● Task goal:
Return every line of the data below that includes the string "content".

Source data
__________

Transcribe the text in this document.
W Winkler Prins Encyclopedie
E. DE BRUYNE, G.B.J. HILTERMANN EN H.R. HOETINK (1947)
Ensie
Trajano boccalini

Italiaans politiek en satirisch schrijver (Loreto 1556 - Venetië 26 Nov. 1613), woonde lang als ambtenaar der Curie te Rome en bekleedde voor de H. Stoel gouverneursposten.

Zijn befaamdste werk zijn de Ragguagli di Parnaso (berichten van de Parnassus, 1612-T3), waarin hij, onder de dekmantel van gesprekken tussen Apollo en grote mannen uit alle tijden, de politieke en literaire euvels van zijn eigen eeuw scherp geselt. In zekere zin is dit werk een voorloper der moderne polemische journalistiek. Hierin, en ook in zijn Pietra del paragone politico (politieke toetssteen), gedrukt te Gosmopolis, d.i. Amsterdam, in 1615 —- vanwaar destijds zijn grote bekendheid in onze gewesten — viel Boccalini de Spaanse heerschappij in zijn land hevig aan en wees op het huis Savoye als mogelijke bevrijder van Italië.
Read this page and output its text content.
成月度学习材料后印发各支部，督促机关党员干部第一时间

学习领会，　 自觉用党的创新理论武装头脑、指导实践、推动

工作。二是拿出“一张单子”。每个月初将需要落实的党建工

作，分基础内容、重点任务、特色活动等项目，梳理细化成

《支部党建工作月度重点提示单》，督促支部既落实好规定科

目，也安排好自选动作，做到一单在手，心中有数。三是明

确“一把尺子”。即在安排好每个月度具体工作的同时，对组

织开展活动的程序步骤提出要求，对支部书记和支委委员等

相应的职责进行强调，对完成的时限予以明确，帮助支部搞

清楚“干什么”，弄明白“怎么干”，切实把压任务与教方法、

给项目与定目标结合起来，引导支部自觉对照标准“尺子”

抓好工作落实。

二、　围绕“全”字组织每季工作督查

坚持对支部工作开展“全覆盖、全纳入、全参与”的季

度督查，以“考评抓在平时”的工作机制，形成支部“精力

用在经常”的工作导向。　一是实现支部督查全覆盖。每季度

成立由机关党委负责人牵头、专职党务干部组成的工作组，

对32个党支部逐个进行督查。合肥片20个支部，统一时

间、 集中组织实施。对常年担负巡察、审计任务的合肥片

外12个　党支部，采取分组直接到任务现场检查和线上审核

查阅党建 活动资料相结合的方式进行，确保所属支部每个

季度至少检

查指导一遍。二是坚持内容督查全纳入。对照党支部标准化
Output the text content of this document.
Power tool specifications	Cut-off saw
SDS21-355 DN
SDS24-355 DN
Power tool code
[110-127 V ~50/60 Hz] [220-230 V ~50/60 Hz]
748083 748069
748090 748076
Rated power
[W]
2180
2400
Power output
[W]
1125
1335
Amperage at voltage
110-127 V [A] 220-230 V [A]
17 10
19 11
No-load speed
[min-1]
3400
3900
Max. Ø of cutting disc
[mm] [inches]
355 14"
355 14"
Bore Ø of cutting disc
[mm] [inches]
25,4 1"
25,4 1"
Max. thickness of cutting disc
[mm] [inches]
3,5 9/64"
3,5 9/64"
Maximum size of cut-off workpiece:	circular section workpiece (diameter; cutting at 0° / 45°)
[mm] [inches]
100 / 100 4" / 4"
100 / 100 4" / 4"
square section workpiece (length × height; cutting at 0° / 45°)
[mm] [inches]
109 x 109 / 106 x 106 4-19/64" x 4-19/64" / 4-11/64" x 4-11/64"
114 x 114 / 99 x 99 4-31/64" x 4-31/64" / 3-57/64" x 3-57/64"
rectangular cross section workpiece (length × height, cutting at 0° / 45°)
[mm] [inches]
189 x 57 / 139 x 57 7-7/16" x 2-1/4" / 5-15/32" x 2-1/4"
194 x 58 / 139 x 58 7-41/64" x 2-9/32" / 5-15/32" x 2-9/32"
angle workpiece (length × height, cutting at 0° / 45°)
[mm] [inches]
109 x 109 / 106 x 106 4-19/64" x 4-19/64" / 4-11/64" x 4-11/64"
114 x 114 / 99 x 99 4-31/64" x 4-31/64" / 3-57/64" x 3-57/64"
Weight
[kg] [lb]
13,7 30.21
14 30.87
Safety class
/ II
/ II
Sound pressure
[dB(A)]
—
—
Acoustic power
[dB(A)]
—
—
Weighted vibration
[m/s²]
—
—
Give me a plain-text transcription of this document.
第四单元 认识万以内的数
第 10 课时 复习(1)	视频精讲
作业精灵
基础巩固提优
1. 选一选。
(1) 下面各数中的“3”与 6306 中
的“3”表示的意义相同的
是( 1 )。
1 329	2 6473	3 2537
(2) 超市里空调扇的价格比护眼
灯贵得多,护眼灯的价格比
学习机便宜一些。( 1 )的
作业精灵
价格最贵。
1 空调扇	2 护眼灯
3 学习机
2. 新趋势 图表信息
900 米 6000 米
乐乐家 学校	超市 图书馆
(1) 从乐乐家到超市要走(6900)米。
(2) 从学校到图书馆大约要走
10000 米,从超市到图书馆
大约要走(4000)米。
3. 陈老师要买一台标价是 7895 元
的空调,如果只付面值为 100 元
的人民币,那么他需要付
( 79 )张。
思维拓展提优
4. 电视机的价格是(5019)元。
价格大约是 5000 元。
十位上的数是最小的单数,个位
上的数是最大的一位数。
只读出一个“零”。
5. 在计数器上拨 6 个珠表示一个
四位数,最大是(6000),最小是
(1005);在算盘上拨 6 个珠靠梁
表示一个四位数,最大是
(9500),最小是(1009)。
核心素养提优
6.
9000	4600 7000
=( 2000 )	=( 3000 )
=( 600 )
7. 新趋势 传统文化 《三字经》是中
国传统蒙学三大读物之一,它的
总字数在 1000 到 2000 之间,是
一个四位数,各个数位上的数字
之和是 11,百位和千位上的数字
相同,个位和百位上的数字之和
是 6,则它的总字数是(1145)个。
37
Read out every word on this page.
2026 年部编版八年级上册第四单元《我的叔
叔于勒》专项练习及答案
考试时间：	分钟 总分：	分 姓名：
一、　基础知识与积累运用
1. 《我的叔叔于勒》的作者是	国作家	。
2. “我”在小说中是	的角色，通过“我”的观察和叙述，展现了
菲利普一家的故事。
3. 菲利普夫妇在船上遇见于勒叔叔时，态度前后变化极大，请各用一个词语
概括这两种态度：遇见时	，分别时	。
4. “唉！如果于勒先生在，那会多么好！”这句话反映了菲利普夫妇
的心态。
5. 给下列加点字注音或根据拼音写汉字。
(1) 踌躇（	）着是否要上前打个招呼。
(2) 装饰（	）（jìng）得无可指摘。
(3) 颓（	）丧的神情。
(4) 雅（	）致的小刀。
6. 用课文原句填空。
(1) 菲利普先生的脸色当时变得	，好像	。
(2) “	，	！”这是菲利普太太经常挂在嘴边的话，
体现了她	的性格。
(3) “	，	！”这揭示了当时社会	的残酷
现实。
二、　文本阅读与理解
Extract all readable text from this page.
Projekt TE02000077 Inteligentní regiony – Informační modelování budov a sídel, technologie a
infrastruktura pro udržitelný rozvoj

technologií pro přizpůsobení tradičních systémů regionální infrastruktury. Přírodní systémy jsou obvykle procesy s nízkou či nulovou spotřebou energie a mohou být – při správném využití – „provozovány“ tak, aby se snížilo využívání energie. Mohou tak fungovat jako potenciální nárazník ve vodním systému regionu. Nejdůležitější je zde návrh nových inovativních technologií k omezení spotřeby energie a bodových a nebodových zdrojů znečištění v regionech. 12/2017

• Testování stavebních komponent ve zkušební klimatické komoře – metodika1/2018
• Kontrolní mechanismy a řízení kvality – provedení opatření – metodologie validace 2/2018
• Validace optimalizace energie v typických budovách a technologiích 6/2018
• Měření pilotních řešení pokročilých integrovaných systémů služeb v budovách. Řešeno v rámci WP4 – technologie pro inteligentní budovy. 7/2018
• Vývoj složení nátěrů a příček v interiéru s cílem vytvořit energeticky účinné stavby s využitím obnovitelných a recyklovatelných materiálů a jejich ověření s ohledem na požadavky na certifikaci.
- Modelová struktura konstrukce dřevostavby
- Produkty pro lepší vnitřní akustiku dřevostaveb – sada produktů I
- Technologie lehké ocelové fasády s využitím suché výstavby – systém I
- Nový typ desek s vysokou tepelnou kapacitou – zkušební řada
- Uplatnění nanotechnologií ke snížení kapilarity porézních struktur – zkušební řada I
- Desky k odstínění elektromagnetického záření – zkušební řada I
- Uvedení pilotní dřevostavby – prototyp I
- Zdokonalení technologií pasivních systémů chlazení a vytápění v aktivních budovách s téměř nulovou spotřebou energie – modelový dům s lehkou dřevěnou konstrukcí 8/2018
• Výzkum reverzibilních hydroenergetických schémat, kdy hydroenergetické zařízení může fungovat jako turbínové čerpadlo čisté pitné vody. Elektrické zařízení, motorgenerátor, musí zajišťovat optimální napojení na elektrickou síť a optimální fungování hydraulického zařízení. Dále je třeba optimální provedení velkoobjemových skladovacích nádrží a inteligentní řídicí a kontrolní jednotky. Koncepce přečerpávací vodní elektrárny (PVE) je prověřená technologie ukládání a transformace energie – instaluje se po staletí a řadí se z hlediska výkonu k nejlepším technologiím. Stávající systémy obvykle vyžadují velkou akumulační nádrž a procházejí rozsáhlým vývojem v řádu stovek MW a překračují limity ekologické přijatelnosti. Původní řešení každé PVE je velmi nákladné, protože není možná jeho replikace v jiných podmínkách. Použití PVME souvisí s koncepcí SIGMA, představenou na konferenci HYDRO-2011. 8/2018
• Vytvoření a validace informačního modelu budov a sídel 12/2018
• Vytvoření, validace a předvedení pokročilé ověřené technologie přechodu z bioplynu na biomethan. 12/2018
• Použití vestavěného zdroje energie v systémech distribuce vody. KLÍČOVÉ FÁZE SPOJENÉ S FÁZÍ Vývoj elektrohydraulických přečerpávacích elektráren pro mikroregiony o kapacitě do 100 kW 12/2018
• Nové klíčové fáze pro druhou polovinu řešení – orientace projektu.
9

__________

● Answer to this task:
Read this page and output its text content.
Output the text content of this document.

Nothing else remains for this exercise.